Structured figure records:
================

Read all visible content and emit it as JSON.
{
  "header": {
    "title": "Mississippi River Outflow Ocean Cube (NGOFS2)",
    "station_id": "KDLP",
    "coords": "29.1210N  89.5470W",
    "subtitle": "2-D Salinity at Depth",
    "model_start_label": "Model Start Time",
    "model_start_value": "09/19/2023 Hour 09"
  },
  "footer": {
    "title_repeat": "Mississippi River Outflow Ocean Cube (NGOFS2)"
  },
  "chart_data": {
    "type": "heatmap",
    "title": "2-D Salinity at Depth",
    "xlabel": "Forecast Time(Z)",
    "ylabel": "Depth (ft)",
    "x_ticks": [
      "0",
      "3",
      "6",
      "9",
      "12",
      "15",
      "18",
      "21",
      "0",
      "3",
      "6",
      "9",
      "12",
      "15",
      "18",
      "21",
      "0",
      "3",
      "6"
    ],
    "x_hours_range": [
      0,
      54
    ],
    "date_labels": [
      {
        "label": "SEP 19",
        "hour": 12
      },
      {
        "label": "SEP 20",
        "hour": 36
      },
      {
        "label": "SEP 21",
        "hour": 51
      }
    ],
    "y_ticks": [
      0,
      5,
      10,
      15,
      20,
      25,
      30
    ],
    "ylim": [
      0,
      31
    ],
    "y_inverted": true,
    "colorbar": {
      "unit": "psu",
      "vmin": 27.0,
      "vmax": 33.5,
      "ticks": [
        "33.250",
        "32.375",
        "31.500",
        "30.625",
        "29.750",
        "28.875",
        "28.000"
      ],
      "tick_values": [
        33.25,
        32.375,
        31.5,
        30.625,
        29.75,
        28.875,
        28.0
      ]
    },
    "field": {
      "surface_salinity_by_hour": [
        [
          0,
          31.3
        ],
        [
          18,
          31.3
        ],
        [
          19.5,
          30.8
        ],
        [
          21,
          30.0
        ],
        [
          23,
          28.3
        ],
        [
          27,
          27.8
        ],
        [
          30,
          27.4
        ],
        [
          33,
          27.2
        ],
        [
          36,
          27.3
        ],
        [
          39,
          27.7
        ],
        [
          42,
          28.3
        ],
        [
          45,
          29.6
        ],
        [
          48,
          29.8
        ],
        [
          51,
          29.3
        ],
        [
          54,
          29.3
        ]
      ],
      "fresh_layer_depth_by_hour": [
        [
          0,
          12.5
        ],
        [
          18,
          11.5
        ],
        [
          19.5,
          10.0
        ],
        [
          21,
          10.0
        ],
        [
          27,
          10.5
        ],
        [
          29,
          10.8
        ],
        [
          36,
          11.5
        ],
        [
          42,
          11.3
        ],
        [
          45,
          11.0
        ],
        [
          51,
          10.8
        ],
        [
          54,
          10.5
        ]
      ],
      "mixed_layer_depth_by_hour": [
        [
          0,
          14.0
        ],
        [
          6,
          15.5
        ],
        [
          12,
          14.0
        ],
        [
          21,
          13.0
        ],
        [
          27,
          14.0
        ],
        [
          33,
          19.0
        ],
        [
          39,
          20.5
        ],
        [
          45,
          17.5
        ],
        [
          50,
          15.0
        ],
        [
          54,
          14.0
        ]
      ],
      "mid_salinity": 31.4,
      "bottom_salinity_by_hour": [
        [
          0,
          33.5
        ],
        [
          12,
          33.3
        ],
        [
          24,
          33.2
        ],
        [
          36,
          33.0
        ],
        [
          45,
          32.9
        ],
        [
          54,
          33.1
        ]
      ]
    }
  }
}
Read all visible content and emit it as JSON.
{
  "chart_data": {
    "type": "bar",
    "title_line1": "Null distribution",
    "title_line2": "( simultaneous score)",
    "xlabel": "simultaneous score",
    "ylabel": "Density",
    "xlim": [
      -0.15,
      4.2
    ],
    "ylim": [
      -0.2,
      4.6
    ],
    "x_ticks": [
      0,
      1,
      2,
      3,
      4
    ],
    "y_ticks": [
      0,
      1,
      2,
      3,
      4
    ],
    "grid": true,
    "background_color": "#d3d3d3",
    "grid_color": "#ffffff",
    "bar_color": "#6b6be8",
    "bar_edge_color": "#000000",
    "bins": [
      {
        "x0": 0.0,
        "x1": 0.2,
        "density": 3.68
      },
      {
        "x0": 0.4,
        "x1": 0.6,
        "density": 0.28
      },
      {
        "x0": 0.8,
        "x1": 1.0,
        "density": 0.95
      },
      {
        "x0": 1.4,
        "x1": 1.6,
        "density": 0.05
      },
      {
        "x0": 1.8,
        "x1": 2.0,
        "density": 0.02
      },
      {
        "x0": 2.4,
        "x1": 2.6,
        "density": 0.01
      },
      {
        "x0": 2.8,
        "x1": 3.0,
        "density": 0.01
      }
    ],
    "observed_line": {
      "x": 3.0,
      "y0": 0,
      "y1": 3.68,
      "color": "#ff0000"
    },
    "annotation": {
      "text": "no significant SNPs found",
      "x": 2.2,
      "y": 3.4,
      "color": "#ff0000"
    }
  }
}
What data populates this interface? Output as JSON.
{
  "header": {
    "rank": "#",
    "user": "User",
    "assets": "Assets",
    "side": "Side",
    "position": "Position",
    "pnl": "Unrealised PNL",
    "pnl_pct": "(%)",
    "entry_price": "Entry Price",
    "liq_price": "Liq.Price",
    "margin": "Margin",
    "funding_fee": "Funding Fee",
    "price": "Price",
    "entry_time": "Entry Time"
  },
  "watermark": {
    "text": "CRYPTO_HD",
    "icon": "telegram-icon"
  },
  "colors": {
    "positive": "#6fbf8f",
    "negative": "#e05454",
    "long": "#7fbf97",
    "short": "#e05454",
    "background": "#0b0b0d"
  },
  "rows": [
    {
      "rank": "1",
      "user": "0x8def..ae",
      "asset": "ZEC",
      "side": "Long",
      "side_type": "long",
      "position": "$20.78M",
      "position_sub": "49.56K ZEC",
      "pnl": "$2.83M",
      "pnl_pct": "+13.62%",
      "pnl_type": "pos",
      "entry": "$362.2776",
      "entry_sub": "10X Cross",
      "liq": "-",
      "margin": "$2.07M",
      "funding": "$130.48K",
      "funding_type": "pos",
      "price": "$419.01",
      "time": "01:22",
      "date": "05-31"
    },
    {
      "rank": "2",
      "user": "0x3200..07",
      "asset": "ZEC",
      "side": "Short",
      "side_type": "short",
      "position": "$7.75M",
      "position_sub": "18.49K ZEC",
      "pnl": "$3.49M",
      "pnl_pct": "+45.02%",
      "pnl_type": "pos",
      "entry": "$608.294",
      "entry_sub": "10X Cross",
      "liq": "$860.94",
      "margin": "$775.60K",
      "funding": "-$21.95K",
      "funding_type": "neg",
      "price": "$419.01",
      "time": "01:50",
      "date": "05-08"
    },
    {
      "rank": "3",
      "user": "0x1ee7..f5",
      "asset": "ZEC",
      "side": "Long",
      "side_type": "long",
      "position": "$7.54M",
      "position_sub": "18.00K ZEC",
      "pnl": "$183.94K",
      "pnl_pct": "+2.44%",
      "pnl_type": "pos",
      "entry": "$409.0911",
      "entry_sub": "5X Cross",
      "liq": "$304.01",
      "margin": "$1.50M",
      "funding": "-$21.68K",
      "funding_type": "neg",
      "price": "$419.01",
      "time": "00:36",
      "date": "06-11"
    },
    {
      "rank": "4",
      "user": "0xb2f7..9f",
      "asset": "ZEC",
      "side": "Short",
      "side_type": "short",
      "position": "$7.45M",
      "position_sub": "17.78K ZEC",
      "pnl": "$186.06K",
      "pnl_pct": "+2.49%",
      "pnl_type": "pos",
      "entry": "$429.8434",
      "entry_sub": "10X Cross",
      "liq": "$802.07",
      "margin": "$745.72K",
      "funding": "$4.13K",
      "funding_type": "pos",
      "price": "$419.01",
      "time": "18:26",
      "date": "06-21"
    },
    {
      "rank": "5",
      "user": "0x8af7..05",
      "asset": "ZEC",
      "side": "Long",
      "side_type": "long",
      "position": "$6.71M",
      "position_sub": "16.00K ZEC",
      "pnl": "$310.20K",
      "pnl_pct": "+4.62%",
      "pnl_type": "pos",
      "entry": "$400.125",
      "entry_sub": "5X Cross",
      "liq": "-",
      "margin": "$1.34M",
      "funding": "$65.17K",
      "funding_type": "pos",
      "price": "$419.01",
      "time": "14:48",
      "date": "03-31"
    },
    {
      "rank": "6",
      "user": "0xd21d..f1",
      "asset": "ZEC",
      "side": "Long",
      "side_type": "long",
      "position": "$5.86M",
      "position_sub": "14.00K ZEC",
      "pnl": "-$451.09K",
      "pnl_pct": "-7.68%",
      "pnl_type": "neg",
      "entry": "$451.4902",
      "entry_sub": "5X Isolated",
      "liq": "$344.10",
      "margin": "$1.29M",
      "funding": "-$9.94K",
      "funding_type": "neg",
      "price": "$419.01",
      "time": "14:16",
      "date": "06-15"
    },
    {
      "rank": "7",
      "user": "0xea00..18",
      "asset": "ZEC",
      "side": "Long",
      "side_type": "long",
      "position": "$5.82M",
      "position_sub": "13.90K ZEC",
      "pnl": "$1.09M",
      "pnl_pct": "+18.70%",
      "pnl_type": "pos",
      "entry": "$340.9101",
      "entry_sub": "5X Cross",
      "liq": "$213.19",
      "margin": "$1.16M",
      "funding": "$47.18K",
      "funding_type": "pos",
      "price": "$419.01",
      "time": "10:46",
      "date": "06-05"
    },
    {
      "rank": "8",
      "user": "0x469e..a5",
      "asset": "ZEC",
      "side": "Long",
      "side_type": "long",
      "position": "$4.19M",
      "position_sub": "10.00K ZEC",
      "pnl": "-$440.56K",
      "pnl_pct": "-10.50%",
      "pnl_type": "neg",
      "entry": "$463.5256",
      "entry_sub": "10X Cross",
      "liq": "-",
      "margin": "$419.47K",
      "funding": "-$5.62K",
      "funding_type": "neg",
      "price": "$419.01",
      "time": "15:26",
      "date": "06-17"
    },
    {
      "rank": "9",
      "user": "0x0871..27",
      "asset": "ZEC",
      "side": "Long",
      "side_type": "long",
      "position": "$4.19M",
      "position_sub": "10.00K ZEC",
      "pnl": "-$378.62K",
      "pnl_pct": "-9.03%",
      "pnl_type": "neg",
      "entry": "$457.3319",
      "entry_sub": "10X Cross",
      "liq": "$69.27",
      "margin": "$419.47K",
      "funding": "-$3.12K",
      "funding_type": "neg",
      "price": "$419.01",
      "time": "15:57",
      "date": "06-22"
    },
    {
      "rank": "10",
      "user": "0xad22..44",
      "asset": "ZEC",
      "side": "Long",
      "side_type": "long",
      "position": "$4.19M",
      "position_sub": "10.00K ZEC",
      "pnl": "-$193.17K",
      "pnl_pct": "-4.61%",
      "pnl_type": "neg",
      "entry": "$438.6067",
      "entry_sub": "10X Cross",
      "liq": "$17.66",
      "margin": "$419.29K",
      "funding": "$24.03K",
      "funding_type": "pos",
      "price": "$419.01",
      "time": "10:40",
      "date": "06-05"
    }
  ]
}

================

Requirements >> Say how many lines in this listing hold the string "Mississippi", giving the count and nothing more.

Written response >> 2